* **RECORDS FOR THE TASK**

====================

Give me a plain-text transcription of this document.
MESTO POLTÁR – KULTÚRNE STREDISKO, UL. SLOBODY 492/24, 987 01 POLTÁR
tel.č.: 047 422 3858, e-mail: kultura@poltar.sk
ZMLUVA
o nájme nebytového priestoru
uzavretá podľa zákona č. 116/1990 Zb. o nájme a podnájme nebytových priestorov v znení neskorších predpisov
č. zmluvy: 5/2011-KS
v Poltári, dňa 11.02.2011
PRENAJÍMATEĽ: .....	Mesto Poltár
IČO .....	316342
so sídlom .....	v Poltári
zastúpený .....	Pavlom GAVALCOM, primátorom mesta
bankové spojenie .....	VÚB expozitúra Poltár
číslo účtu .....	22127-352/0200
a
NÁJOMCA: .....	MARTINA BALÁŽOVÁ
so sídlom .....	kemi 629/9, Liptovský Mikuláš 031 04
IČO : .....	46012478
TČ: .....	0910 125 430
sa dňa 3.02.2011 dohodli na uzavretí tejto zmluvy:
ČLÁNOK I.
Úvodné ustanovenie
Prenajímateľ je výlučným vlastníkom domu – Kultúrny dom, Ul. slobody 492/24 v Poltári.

====================

* **OBJECTIVE**
Which lines contain "nájme"? Show each of them.

* **RESPONSE**
o nájme nebytového priestoru
uzavretá podľa zákona č. 116/1990 Zb. o nájme a podnájme nebytových priestorov v znení neskorších predpisov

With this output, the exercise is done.